The listing below should be written out exactly; please include all of it.

▶

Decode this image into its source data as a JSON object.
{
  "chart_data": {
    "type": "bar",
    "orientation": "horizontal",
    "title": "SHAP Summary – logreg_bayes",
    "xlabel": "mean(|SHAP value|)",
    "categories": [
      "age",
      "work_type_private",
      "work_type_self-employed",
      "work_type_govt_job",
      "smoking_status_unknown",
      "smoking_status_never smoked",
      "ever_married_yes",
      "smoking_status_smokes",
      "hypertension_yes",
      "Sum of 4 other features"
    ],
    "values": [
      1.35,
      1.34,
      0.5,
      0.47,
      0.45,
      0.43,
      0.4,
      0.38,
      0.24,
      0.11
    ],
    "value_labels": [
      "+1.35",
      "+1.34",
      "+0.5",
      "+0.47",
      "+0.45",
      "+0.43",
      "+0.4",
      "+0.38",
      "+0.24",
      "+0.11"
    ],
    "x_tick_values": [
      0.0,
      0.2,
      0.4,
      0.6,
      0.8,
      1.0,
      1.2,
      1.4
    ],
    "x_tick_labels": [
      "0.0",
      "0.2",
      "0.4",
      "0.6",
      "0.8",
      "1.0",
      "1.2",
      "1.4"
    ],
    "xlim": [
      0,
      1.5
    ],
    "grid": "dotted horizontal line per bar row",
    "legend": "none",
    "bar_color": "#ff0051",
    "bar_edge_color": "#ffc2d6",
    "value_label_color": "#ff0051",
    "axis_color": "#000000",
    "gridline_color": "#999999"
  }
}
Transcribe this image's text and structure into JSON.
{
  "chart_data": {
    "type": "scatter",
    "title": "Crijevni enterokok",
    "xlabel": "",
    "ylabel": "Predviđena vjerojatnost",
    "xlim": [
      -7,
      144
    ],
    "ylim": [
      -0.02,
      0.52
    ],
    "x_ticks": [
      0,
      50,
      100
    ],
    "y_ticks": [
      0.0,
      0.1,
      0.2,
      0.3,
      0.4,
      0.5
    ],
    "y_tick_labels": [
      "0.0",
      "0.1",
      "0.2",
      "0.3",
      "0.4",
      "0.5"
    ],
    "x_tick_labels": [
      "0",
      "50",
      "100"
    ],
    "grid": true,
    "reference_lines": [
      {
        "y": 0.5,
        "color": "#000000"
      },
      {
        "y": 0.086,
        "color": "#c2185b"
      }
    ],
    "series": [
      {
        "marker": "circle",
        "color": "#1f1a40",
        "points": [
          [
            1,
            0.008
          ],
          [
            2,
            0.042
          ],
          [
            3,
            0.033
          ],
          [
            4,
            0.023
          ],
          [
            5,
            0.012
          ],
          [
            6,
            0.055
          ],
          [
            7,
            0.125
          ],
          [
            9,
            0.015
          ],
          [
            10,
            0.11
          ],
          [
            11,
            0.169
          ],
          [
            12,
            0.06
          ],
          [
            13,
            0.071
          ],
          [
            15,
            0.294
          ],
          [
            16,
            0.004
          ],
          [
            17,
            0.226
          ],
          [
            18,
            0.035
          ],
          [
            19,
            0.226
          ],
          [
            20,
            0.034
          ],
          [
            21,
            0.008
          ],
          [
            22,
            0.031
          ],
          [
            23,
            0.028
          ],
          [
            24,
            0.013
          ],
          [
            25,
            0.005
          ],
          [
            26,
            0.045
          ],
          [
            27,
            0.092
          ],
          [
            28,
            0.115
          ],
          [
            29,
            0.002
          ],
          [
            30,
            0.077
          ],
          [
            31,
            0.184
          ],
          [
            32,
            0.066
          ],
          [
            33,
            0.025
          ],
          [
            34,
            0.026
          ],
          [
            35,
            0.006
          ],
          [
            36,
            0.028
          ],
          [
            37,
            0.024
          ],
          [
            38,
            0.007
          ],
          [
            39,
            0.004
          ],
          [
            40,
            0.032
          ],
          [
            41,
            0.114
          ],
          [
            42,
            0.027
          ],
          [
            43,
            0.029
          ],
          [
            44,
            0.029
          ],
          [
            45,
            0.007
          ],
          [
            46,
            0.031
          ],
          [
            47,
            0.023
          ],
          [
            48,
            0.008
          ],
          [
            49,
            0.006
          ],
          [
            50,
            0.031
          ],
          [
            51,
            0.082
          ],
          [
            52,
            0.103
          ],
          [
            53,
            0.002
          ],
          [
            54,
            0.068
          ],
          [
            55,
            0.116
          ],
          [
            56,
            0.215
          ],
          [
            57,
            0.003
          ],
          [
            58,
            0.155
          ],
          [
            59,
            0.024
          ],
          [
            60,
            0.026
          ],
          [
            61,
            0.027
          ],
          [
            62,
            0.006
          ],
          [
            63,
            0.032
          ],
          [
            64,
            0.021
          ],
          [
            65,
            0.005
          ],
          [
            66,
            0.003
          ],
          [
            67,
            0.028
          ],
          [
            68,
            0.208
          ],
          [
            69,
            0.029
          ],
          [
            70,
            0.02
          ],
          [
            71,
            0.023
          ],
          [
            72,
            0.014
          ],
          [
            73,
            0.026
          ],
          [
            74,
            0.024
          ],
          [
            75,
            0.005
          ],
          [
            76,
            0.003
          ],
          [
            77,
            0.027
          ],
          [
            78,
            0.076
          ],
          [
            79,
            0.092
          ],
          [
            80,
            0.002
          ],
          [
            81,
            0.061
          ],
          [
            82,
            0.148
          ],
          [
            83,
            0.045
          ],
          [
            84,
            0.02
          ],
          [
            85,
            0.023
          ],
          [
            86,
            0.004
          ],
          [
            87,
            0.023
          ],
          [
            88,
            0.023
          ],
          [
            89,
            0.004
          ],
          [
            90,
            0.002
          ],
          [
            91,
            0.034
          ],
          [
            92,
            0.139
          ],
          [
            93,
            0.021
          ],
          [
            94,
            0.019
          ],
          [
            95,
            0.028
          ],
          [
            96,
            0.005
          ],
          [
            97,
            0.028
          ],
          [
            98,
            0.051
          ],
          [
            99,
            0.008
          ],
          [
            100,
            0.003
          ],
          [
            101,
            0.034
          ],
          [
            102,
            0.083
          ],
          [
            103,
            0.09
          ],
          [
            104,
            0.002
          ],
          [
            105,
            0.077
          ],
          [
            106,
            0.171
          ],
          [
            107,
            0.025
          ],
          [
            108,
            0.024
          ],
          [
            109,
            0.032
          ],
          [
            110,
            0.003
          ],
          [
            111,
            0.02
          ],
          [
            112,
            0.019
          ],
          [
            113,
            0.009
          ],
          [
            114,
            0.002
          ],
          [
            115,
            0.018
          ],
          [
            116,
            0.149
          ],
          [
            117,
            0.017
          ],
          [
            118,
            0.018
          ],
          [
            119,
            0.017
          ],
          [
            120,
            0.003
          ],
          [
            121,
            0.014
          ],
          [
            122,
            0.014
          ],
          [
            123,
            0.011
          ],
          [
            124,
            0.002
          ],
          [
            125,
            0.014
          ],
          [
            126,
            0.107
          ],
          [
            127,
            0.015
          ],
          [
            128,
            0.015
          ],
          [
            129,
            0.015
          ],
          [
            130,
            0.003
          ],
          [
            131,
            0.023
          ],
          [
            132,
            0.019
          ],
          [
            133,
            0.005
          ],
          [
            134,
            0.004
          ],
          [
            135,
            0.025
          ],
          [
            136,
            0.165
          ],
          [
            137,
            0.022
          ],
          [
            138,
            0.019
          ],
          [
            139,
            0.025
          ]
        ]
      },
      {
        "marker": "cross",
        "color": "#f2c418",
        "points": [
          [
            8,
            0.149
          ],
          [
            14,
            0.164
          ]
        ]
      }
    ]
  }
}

◀

**RESPONSE**.
Decode this image into its source data as a JSON object.
{
  "chart_data": {
    "type": "bar",
    "orientation": "horizontal",
    "title": "SHAP Summary – logreg_bayes",
    "xlabel": "mean(|SHAP value|)",
    "categories": [
      "age",
      "work_type_private",
      "work_type_self-employed",
      "work_type_govt_job",
      "smoking_status_unknown",
      "smoking_status_never smoked",
      "ever_married_yes",
      "smoking_status_smokes",
      "hypertension_yes",
      "Sum of 4 other features"
    ],
    "values": [
      1.35,
      1.34,
      0.5,
      0.47,
      0.45,
      0.43,
      0.4,
      0.38,
      0.24,
      0.11
    ],
    "value_labels": [
      "+1.35",
      "+1.34",
      "+0.5",
      "+0.47",
      "+0.45",
      "+0.43",
      "+0.4",
      "+0.38",
      "+0.24",
      "+0.11"
    ],
    "x_tick_values": [
      0.0,
      0.2,
      0.4,
      0.6,
      0.8,
      1.0,
      1.2,
      1.4
    ],
    "x_tick_labels": [
      "0.0",
      "0.2",
      "0.4",
      "0.6",
      "0.8",
      "1.0",
      "1.2",
      "1.4"
    ],
    "xlim": [
      0,
      1.5
    ],
    "grid": "dotted horizontal line per bar row",
    "legend": "none",
    "bar_color": "#ff0051",
    "bar_edge_color": "#ffc2d6",
    "value_label_color": "#ff0051",
    "axis_color": "#000000",
    "gridline_color": "#999999"
  }
}
Transcribe this image's text and structure into JSON.
{
  "chart_data": {
    "type": "scatter",
    "title": "Crijevni enterokok",
    "xlabel": "",
    "ylabel": "Predviđena vjerojatnost",
    "xlim": [
      -7,
      144
    ],
    "ylim": [
      -0.02,
      0.52
    ],
    "x_ticks": [
      0,
      50,
      100
    ],
    "y_ticks": [
      0.0,
      0.1,
      0.2,
      0.3,
      0.4,
      0.5
    ],
    "y_tick_labels": [
      "0.0",
      "0.1",
      "0.2",
      "0.3",
      "0.4",
      "0.5"
    ],
    "x_tick_labels": [
      "0",
      "50",
      "100"
    ],
    "grid": true,
    "reference_lines": [
      {
        "y": 0.5,
        "color": "#000000"
      },
      {
        "y": 0.086,
        "color": "#c2185b"
      }
    ],
    "series": [
      {
        "marker": "circle",
        "color": "#1f1a40",
        "points": [
          [
            1,
            0.008
          ],
          [
            2,
            0.042
          ],
          [
            3,
            0.033
          ],
          [
            4,
            0.023
          ],
          [
            5,
            0.012
          ],
          [
            6,
            0.055
          ],
          [
            7,
            0.125
          ],
          [
            9,
            0.015
          ],
          [
            10,
            0.11
          ],
          [
            11,
            0.169
          ],
          [
            12,
            0.06
          ],
          [
            13,
            0.071
          ],
          [
            15,
            0.294
          ],
          [
            16,
            0.004
          ],
          [
            17,
            0.226
          ],
          [
            18,
            0.035
          ],
          [
            19,
            0.226
          ],
          [
            20,
            0.034
          ],
          [
            21,
            0.008
          ],
          [
            22,
            0.031
          ],
          [
            23,
            0.028
          ],
          [
            24,
            0.013
          ],
          [
            25,
            0.005
          ],
          [
            26,
            0.045
          ],
          [
            27,
            0.092
          ],
          [
            28,
            0.115
          ],
          [
            29,
            0.002
          ],
          [
            30,
            0.077
          ],
          [
            31,
            0.184
          ],
          [
            32,
            0.066
          ],
          [
            33,
            0.025
          ],
          [
            34,
            0.026
          ],
          [
            35,
            0.006
          ],
          [
            36,
            0.028
          ],
          [
            37,
            0.024
          ],
          [
            38,
            0.007
          ],
          [
            39,
            0.004
          ],
          [
            40,
            0.032
          ],
          [
            41,
            0.114
          ],
          [
            42,
            0.027
          ],
          [
            43,
            0.029
          ],
          [
            44,
            0.029
          ],
          [
            45,
            0.007
          ],
          [
            46,
            0.031
          ],
          [
            47,
            0.023
          ],
          [
            48,
            0.008
          ],
          [
            49,
            0.006
          ],
          [
            50,
            0.031
          ],
          [
            51,
            0.082
          ],
          [
            52,
            0.103
          ],
          [
            53,
            0.002
          ],
          [
            54,
            0.068
          ],
          [
            55,
            0.116
          ],
          [
            56,
            0.215
          ],
          [
            57,
            0.003
          ],
          [
            58,
            0.155
          ],
          [
            59,
            0.024
          ],
          [
            60,
            0.026
          ],
          [
            61,
            0.027
          ],
          [
            62,
            0.006
          ],
          [
            63,
            0.032
          ],
          [
            64,
            0.021
          ],
          [
            65,
            0.005
          ],
          [
            66,
            0.003
          ],
          [
            67,
            0.028
          ],
          [
            68,
            0.208
          ],
          [
            69,
            0.029
          ],
          [
            70,
            0.02
          ],
          [
            71,
            0.023
          ],
          [
            72,
            0.014
          ],
          [
            73,
            0.026
          ],
          [
            74,
            0.024
          ],
          [
            75,
            0.005
          ],
          [
            76,
            0.003
          ],
          [
            77,
            0.027
          ],
          [
            78,
            0.076
          ],
          [
            79,
            0.092
          ],
          [
            80,
            0.002
          ],
          [
            81,
            0.061
          ],
          [
            82,
            0.148
          ],
          [
            83,
            0.045
          ],
          [
            84,
            0.02
          ],
          [
            85,
            0.023
          ],
          [
            86,
            0.004
          ],
          [
            87,
            0.023
          ],
          [
            88,
            0.023
          ],
          [
            89,
            0.004
          ],
          [
            90,
            0.002
          ],
          [
            91,
            0.034
          ],
          [
            92,
            0.139
          ],
          [
            93,
            0.021
          ],
          [
            94,
            0.019
          ],
          [
            95,
            0.028
          ],
          [
            96,
            0.005
          ],
          [
            97,
            0.028
          ],
          [
            98,
            0.051
          ],
          [
            99,
            0.008
          ],
          [
            100,
            0.003
          ],
          [
            101,
            0.034
          ],
          [
            102,
            0.083
          ],
          [
            103,
            0.09
          ],
          [
            104,
            0.002
          ],
          [
            105,
            0.077
          ],
          [
            106,
            0.171
          ],
          [
            107,
            0.025
          ],
          [
            108,
            0.024
          ],
          [
            109,
            0.032
          ],
          [
            110,
            0.003
          ],
          [
            111,
            0.02
          ],
          [
            112,
            0.019
          ],
          [
            113,
            0.009
          ],
          [
            114,
            0.002
          ],
          [
            115,
            0.018
          ],
          [
            116,
            0.149
          ],
          [
            117,
            0.017
          ],
          [
            118,
            0.018
          ],
          [
            119,
            0.017
          ],
          [
            120,
            0.003
          ],
          [
            121,
            0.014
          ],
          [
            122,
            0.014
          ],
          [
            123,
            0.011
          ],
          [
            124,
            0.002
          ],
          [
            125,
            0.014
          ],
          [
            126,
            0.107
          ],
          [
            127,
            0.015
          ],
          [
            128,
            0.015
          ],
          [
            129,
            0.015
          ],
          [
            130,
            0.003
          ],
          [
            131,
            0.023
          ],
          [
            132,
            0.019
          ],
          [
            133,
            0.005
          ],
          [
            134,
            0.004
          ],
          [
            135,
            0.025
          ],
          [
            136,
            0.165
          ],
          [
            137,
            0.022
          ],
          [
            138,
            0.019
          ],
          [
            139,
            0.025
          ]
        ]
      },
      {
        "marker": "cross",
        "color": "#f2c418",
        "points": [
          [
            8,
            0.149
          ],
          [
            14,
            0.164
          ]
        ]
      }
    ]
  }
}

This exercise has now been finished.